THE TASK:
Transcribe the entries that follow exactly as they appear, minus pictures.

EXCERPTED RECORDS:
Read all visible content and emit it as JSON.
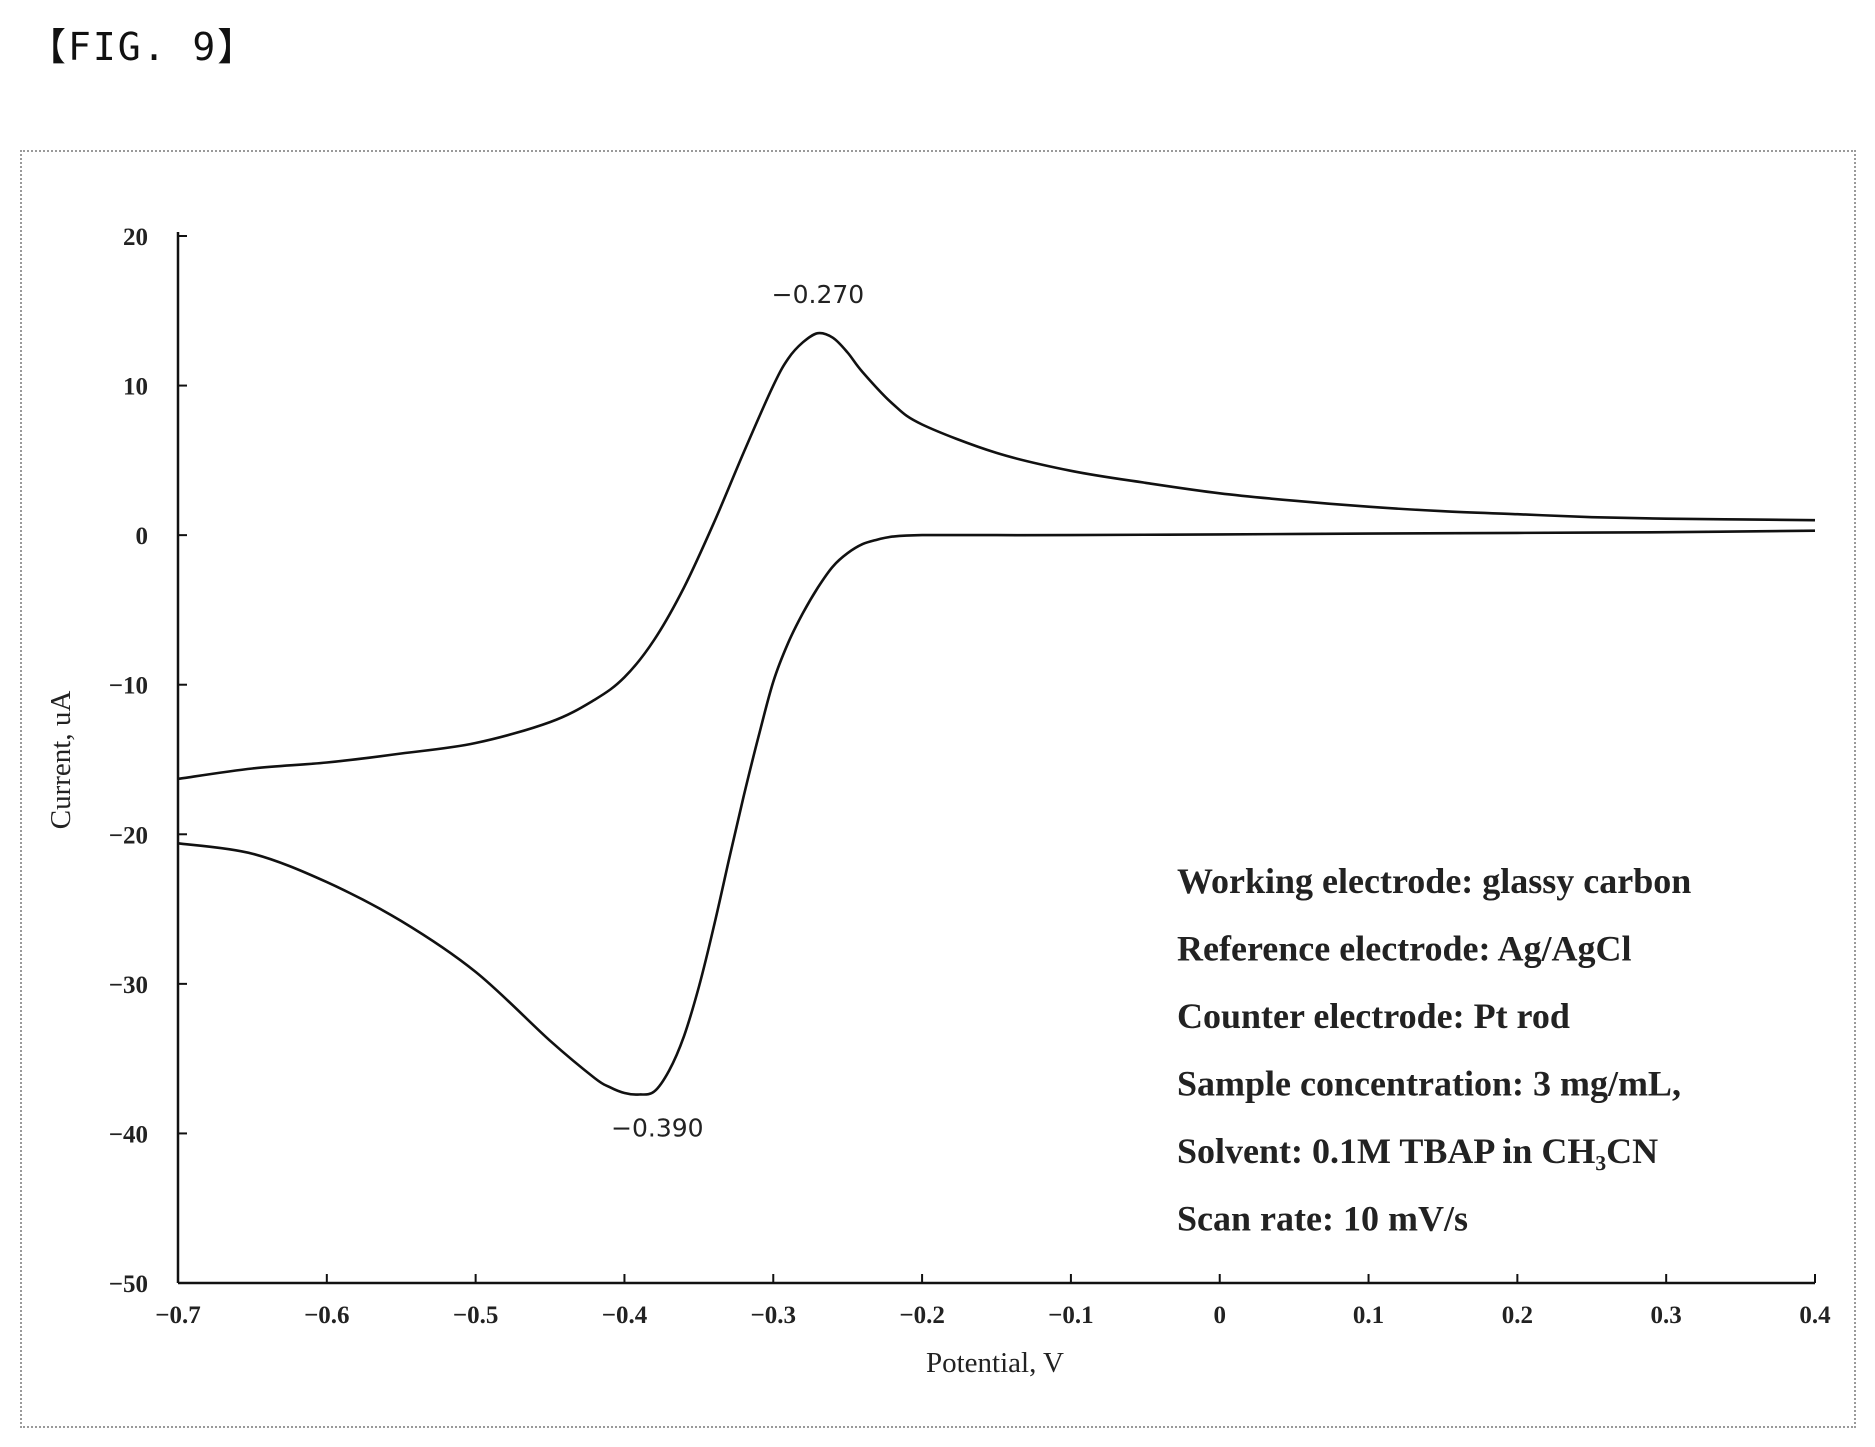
{
  "figure_label": "【FIG. 9】",
  "chart_data": {
    "type": "line",
    "xlabel": "Potential, V",
    "ylabel": "Current, uA",
    "xlim": [
      -0.7,
      0.4
    ],
    "ylim": [
      -50,
      20
    ],
    "x_ticks": [
      "−0.7",
      "−0.6",
      "−0.5",
      "−0.4",
      "−0.3",
      "−0.2",
      "−0.1",
      "0",
      "0.1",
      "0.2",
      "0.3",
      "0.4"
    ],
    "x_tick_values": [
      -0.7,
      -0.6,
      -0.5,
      -0.4,
      -0.3,
      -0.2,
      -0.1,
      0,
      0.1,
      0.2,
      0.3,
      0.4
    ],
    "y_ticks": [
      "20",
      "10",
      "0",
      "−10",
      "−20",
      "−30",
      "−40",
      "−50"
    ],
    "y_tick_values": [
      20,
      10,
      0,
      -10,
      -20,
      -30,
      -40,
      -50
    ],
    "grid": false,
    "series": [
      {
        "x": [
          -0.7,
          -0.65,
          -0.6,
          -0.55,
          -0.5,
          -0.45,
          -0.42,
          -0.4,
          -0.38,
          -0.36,
          -0.34,
          -0.32,
          -0.3,
          -0.29,
          -0.28,
          -0.27,
          -0.26,
          -0.25,
          -0.24,
          -0.22,
          -0.2,
          -0.15,
          -0.1,
          -0.05,
          0,
          0.05,
          0.1,
          0.15,
          0.2,
          0.25,
          0.3,
          0.35,
          0.4
        ],
        "y": [
          -16.3,
          -15.6,
          -15.2,
          -14.6,
          -13.9,
          -12.5,
          -11.0,
          -9.5,
          -7.0,
          -3.5,
          0.8,
          5.5,
          10.0,
          11.8,
          12.9,
          13.5,
          13.2,
          12.2,
          10.9,
          8.8,
          7.4,
          5.5,
          4.3,
          3.5,
          2.8,
          2.3,
          1.9,
          1.6,
          1.4,
          1.2,
          1.1,
          1.05,
          1.0
        ]
      },
      {
        "x": [
          -0.7,
          -0.65,
          -0.6,
          -0.55,
          -0.5,
          -0.45,
          -0.42,
          -0.41,
          -0.4,
          -0.39,
          -0.38,
          -0.37,
          -0.36,
          -0.35,
          -0.34,
          -0.33,
          -0.32,
          -0.31,
          -0.3,
          -0.29,
          -0.28,
          -0.27,
          -0.26,
          -0.25,
          -0.24,
          -0.23,
          -0.22,
          -0.2,
          -0.15,
          -0.1,
          0,
          0.1,
          0.2,
          0.3,
          0.4
        ],
        "y": [
          -20.6,
          -21.3,
          -23.2,
          -25.8,
          -29.2,
          -33.8,
          -36.3,
          -36.9,
          -37.3,
          -37.4,
          -37.2,
          -35.8,
          -33.5,
          -30.2,
          -26.2,
          -21.8,
          -17.5,
          -13.5,
          -9.8,
          -7.2,
          -5.2,
          -3.5,
          -2.1,
          -1.2,
          -0.6,
          -0.3,
          -0.1,
          0.0,
          0.0,
          0.0,
          0.05,
          0.1,
          0.15,
          0.2,
          0.3
        ]
      }
    ],
    "annotations": [
      {
        "text": "−0.270",
        "x": -0.27,
        "y": 13.5
      },
      {
        "text": "−0.390",
        "x": -0.39,
        "y": -37.4
      }
    ],
    "notes": [
      "Working electrode: glassy carbon",
      "Reference electrode: Ag/AgCl",
      "Counter electrode: Pt rod",
      "Sample concentration: 3 mg/mL,",
      "Solvent: 0.1M TBAP in CH₃CN",
      "Scan rate: 10 mV/s"
    ]
  }
}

FINISHED ANSWER:
Read all visible content and emit it as JSON.
{
  "figure_label": "【FIG. 9】",
  "chart_data": {
    "type": "line",
    "xlabel": "Potential, V",
    "ylabel": "Current, uA",
    "xlim": [
      -0.7,
      0.4
    ],
    "ylim": [
      -50,
      20
    ],
    "x_ticks": [
      "−0.7",
      "−0.6",
      "−0.5",
      "−0.4",
      "−0.3",
      "−0.2",
      "−0.1",
      "0",
      "0.1",
      "0.2",
      "0.3",
      "0.4"
    ],
    "x_tick_values": [
      -0.7,
      -0.6,
      -0.5,
      -0.4,
      -0.3,
      -0.2,
      -0.1,
      0,
      0.1,
      0.2,
      0.3,
      0.4
    ],
    "y_ticks": [
      "20",
      "10",
      "0",
      "−10",
      "−20",
      "−30",
      "−40",
      "−50"
    ],
    "y_tick_values": [
      20,
      10,
      0,
      -10,
      -20,
      -30,
      -40,
      -50
    ],
    "grid": false,
    "series": [
      {
        "x": [
          -0.7,
          -0.65,
          -0.6,
          -0.55,
          -0.5,
          -0.45,
          -0.42,
          -0.4,
          -0.38,
          -0.36,
          -0.34,
          -0.32,
          -0.3,
          -0.29,
          -0.28,
          -0.27,
          -0.26,
          -0.25,
          -0.24,
          -0.22,
          -0.2,
          -0.15,
          -0.1,
          -0.05,
          0,
          0.05,
          0.1,
          0.15,
          0.2,
          0.25,
          0.3,
          0.35,
          0.4
        ],
        "y": [
          -16.3,
          -15.6,
          -15.2,
          -14.6,
          -13.9,
          -12.5,
          -11.0,
          -9.5,
          -7.0,
          -3.5,
          0.8,
          5.5,
          10.0,
          11.8,
          12.9,
          13.5,
          13.2,
          12.2,
          10.9,
          8.8,
          7.4,
          5.5,
          4.3,
          3.5,
          2.8,
          2.3,
          1.9,
          1.6,
          1.4,
          1.2,
          1.1,
          1.05,
          1.0
        ]
      },
      {
        "x": [
          -0.7,
          -0.65,
          -0.6,
          -0.55,
          -0.5,
          -0.45,
          -0.42,
          -0.41,
          -0.4,
          -0.39,
          -0.38,
          -0.37,
          -0.36,
          -0.35,
          -0.34,
          -0.33,
          -0.32,
          -0.31,
          -0.3,
          -0.29,
          -0.28,
          -0.27,
          -0.26,
          -0.25,
          -0.24,
          -0.23,
          -0.22,
          -0.2,
          -0.15,
          -0.1,
          0,
          0.1,
          0.2,
          0.3,
          0.4
        ],
        "y": [
          -20.6,
          -21.3,
          -23.2,
          -25.8,
          -29.2,
          -33.8,
          -36.3,
          -36.9,
          -37.3,
          -37.4,
          -37.2,
          -35.8,
          -33.5,
          -30.2,
          -26.2,
          -21.8,
          -17.5,
          -13.5,
          -9.8,
          -7.2,
          -5.2,
          -3.5,
          -2.1,
          -1.2,
          -0.6,
          -0.3,
          -0.1,
          0.0,
          0.0,
          0.0,
          0.05,
          0.1,
          0.15,
          0.2,
          0.3
        ]
      }
    ],
    "annotations": [
      {
        "text": "−0.270",
        "x": -0.27,
        "y": 13.5
      },
      {
        "text": "−0.390",
        "x": -0.39,
        "y": -37.4
      }
    ],
    "notes": [
      "Working electrode: glassy carbon",
      "Reference electrode: Ag/AgCl",
      "Counter electrode: Pt rod",
      "Sample concentration: 3 mg/mL,",
      "Solvent: 0.1M TBAP in CH₃CN",
      "Scan rate: 10 mV/s"
    ]
  }
}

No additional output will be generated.